Problem statement: Can you copy the data below word for word, from its first line through the line containing "- item-meta: Shlew - 7117: [96, 488, 194, 507]", inclusive?

Dataset content:
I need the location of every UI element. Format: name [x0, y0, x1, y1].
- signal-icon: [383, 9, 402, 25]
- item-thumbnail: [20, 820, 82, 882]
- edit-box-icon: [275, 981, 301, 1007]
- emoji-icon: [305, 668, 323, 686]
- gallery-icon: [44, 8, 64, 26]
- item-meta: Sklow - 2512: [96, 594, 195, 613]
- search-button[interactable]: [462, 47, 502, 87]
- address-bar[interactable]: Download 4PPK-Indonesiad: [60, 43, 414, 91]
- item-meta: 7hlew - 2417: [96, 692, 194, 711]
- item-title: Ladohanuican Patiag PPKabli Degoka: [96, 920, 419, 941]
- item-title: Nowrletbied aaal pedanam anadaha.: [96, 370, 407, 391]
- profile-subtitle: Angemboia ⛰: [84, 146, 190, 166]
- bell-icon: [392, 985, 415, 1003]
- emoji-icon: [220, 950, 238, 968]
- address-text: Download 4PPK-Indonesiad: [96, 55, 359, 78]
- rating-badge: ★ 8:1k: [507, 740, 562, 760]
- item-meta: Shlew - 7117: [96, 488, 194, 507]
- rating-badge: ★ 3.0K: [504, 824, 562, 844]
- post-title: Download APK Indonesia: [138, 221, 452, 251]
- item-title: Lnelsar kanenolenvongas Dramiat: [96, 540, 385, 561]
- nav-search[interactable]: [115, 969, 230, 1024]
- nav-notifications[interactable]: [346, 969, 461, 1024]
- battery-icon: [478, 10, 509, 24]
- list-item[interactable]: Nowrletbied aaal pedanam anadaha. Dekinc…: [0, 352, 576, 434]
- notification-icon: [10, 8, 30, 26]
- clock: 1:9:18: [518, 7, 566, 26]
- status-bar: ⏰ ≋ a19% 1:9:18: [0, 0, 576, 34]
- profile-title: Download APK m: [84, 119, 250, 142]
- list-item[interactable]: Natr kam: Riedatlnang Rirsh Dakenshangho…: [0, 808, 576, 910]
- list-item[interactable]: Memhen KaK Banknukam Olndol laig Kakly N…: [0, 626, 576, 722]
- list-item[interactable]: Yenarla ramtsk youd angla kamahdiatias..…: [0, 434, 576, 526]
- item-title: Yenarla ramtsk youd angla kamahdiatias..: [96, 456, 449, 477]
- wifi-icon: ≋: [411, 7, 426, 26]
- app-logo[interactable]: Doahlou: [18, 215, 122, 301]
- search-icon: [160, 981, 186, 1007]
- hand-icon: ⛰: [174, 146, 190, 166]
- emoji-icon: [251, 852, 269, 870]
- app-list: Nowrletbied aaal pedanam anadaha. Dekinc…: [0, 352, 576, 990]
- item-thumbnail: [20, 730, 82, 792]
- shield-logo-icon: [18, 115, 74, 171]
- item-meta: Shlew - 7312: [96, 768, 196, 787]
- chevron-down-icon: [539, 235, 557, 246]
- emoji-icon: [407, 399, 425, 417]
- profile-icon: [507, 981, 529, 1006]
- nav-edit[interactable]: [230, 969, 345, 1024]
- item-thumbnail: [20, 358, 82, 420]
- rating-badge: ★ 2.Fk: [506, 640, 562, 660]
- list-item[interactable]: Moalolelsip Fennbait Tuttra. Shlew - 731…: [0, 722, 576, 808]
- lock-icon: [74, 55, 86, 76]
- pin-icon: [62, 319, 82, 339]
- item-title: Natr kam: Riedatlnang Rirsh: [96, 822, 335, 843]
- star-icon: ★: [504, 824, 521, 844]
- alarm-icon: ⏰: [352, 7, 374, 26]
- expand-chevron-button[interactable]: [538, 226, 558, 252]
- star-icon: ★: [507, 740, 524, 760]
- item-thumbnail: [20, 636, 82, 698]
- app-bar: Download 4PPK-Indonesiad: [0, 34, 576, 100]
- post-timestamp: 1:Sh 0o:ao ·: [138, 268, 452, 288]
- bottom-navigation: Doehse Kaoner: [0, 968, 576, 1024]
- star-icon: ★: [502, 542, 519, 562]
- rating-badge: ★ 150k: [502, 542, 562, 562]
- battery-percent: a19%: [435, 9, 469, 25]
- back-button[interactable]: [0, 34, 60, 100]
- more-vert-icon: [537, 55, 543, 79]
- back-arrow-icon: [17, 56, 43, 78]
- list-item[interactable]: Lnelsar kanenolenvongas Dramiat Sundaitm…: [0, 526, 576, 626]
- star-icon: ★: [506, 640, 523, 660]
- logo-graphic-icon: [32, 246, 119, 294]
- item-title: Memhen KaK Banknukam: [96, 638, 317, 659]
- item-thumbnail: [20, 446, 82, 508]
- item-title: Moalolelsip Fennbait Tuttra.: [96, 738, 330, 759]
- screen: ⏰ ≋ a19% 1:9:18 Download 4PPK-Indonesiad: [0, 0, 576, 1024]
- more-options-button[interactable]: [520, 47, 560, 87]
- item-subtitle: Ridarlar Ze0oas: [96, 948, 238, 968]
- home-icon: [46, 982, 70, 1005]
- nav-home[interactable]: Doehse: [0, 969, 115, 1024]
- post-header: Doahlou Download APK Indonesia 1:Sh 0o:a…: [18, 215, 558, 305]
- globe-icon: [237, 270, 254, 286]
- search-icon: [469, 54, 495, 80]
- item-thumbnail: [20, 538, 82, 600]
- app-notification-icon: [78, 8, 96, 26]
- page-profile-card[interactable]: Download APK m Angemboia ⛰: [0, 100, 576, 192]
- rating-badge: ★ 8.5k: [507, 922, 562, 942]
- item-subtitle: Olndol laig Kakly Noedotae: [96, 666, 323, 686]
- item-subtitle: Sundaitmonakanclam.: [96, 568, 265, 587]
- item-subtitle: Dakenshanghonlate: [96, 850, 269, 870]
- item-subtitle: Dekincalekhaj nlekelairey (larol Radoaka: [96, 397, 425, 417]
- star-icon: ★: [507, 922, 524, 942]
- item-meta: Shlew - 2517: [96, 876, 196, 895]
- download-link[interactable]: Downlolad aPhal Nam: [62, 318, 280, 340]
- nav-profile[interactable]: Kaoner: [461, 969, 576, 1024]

Final result:
I need the location of every UI element. Format: name [x0, y0, x1, y1].
- signal-icon: [383, 9, 402, 25]
- item-thumbnail: [20, 820, 82, 882]
- edit-box-icon: [275, 981, 301, 1007]
- emoji-icon: [305, 668, 323, 686]
- gallery-icon: [44, 8, 64, 26]
- item-meta: Sklow - 2512: [96, 594, 195, 613]
- search-button[interactable]: [462, 47, 502, 87]
- address-bar[interactable]: Download 4PPK-Indonesiad: [60, 43, 414, 91]
- item-meta: 7hlew - 2417: [96, 692, 194, 711]
- item-title: Ladohanuican Patiag PPKabli Degoka: [96, 920, 419, 941]
- item-title: Nowrletbied aaal pedanam anadaha.: [96, 370, 407, 391]
- profile-subtitle: Angemboia ⛰: [84, 146, 190, 166]
- bell-icon: [392, 985, 415, 1003]
- emoji-icon: [220, 950, 238, 968]
- address-text: Download 4PPK-Indonesiad: [96, 55, 359, 78]
- rating-badge: ★ 8:1k: [507, 740, 562, 760]
- item-meta: Shlew - 7117: [96, 488, 194, 507]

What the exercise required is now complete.